Extract to read =
My big problem with the global warming debate has to do with the very nature of consensus itself. Science is not a discipline where truth is sought through majority voting. Truth in science is arrived at through experimentation, and demonstrable, repeatable, verifiable results.
If solid scientific evidence existed, there wouldn't be a consensus, there's be a universal, un-questioned agreement.
Wasn't going to bother with the consensus debate because it is largely nonsense, but I feel I have to respond to this.
There definitely are scientific questions that have been resolved - is the earth flat? If not what is the diameter of the earth? Does the earth revolve around the sun? How far are we from the sun? And so on.
But then there are the difficult questions - questions that gave rise to quantum physics. And there are the questions along the way to scientific 'proofs' - the answers to them represent the best knowledge we have at this time. I've often seen science referred to as peering through the mist dimly at obscure shapes - finding out what those shapes are, or at least what we think they are, and moving on to the next shape and trying to see what that one is and how it relates to the first one.

Data supplied =
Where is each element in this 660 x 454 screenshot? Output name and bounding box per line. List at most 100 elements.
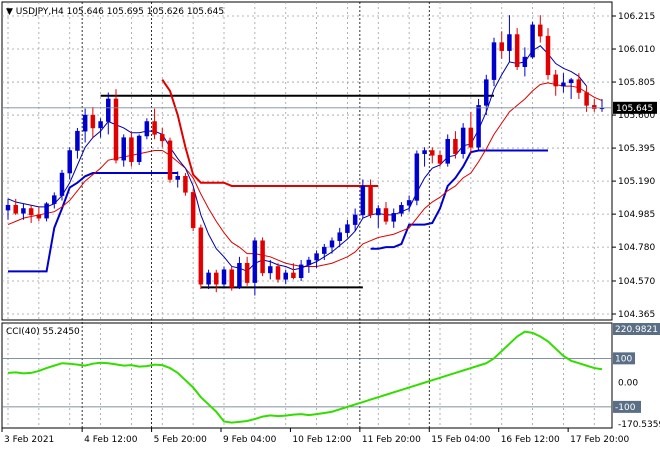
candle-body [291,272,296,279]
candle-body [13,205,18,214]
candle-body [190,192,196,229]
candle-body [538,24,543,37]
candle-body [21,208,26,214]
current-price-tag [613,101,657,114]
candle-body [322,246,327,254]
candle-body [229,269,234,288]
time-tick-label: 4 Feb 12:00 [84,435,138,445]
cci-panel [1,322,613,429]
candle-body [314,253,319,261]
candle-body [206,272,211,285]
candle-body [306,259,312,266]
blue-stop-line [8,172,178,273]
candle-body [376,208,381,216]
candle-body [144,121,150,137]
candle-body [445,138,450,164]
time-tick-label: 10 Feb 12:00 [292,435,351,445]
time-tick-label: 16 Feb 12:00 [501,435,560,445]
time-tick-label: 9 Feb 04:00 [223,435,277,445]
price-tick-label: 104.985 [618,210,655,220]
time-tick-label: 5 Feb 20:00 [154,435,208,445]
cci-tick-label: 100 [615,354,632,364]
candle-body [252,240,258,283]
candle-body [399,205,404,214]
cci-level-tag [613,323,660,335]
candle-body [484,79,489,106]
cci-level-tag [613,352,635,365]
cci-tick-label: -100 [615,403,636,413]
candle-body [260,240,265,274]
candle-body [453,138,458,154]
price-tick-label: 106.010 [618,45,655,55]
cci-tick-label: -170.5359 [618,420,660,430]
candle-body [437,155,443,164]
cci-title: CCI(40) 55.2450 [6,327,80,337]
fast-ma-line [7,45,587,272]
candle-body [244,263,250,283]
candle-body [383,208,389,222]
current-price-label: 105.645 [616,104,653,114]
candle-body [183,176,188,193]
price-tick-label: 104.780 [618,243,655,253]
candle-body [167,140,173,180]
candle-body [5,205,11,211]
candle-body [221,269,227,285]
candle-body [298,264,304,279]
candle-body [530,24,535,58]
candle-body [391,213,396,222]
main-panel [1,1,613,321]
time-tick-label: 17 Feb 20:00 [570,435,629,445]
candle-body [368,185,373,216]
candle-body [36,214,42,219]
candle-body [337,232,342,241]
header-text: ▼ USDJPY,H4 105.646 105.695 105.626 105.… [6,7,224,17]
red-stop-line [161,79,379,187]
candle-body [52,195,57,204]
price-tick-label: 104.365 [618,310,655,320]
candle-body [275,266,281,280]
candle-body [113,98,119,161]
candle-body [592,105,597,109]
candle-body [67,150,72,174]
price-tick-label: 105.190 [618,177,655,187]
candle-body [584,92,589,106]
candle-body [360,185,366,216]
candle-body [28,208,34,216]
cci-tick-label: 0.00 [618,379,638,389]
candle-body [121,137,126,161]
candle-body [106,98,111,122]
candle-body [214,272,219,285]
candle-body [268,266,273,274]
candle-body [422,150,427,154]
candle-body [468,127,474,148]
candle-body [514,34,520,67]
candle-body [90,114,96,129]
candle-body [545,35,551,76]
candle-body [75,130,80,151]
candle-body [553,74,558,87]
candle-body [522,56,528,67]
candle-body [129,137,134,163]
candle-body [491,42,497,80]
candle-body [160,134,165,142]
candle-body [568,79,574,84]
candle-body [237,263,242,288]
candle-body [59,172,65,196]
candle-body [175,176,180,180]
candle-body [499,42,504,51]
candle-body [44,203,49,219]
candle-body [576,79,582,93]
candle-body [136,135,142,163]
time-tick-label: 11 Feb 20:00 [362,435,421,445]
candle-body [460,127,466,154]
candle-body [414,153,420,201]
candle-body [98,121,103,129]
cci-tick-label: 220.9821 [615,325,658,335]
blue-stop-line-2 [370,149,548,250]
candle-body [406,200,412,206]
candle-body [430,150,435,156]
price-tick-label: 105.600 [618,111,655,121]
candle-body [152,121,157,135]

--

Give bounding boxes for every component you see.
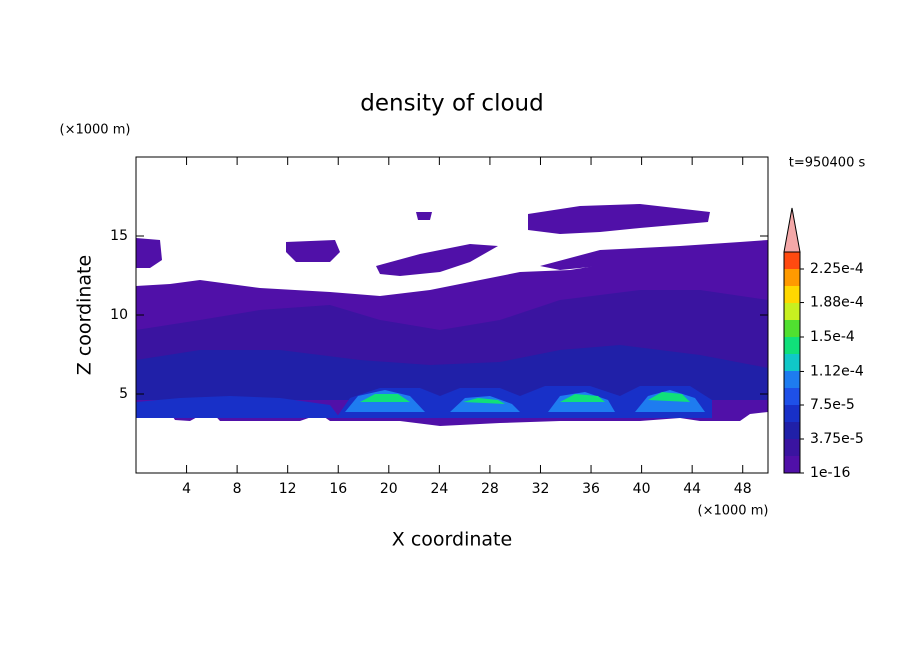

Objective =
In the passage above on scientific consensus, reproduce word for word everything from "Wasn't going to" down to "sun? And so on.".

Response =
Wasn't going to bother with the consensus debate because it is largely nonsense, but I feel I have to respond to this.
There definitely are scientific questions that have been resolved - is the earth flat? If not what is the diameter of the earth? Does the earth revolve around the sun? How far are we from the sun? And so on.